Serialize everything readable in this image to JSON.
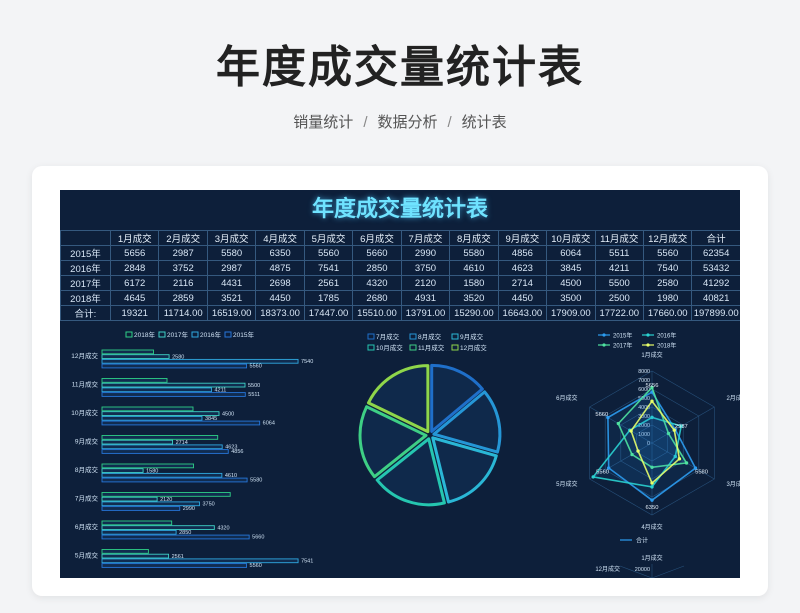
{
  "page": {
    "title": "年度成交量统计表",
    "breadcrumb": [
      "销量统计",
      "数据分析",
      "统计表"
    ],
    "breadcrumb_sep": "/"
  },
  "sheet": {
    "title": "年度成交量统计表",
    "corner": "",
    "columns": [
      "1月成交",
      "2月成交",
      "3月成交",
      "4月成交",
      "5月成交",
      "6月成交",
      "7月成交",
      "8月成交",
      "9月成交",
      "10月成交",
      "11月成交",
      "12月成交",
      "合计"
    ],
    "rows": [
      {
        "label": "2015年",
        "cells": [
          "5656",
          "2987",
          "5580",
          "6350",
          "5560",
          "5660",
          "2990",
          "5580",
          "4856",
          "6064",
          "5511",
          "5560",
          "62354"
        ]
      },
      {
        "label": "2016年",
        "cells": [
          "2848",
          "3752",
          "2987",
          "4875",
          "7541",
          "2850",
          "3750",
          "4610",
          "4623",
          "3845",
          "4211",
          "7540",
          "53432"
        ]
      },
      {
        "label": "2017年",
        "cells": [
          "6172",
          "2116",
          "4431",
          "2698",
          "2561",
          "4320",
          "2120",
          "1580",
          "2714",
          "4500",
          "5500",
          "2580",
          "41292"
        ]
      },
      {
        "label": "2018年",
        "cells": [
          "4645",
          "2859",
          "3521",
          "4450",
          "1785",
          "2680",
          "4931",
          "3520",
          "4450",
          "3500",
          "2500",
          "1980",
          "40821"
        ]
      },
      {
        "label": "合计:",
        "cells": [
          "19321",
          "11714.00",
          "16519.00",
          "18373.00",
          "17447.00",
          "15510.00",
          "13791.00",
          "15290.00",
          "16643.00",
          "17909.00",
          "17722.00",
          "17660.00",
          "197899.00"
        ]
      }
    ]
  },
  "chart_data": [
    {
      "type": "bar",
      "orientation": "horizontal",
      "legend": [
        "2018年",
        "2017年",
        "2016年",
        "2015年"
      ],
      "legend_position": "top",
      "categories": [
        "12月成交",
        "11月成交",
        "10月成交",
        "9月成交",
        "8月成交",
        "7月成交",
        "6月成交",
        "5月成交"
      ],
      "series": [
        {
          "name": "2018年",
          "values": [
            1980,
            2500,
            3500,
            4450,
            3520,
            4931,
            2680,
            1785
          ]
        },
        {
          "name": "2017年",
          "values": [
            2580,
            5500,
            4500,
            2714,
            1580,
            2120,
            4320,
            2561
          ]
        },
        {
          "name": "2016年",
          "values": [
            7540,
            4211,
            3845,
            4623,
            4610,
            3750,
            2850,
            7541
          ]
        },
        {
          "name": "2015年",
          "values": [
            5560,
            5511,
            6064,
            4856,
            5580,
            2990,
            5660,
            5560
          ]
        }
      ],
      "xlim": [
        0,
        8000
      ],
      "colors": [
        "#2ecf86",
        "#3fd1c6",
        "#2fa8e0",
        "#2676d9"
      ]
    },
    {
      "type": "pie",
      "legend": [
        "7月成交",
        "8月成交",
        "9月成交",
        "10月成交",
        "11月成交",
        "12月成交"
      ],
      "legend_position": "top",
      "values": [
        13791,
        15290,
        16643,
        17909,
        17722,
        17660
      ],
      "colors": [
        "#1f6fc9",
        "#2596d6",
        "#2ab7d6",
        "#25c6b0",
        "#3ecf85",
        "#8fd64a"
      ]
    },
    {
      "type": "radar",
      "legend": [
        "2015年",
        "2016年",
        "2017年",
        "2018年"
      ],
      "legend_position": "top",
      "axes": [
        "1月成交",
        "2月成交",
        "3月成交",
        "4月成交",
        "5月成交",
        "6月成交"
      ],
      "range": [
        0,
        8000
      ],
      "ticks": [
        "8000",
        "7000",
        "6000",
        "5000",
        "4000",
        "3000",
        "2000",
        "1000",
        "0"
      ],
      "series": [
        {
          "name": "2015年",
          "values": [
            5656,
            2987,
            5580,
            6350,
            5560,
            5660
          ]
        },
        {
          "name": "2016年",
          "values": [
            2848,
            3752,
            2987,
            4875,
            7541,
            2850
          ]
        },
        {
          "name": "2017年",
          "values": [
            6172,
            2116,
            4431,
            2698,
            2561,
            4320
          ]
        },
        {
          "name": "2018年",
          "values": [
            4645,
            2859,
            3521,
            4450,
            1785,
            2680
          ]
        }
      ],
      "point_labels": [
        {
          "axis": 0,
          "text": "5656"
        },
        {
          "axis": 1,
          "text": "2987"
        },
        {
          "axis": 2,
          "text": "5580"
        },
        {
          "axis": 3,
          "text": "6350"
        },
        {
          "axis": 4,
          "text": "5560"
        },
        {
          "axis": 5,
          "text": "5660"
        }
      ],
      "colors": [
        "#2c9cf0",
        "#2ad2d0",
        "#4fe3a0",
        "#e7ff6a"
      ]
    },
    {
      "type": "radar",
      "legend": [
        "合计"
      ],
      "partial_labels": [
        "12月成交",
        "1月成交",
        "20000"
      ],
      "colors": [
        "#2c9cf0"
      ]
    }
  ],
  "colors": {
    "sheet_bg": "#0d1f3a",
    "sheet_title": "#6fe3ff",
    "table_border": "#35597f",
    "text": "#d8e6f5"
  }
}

________

Required task »
Identify each line of the material where the word "text" shows up, and copy it.

Written answer »
          "text": "5656"
          "text": "2987"
          "text": "5580"
          "text": "6350"
          "text": "5560"
          "text": "5660"
    "text": "#d8e6f5"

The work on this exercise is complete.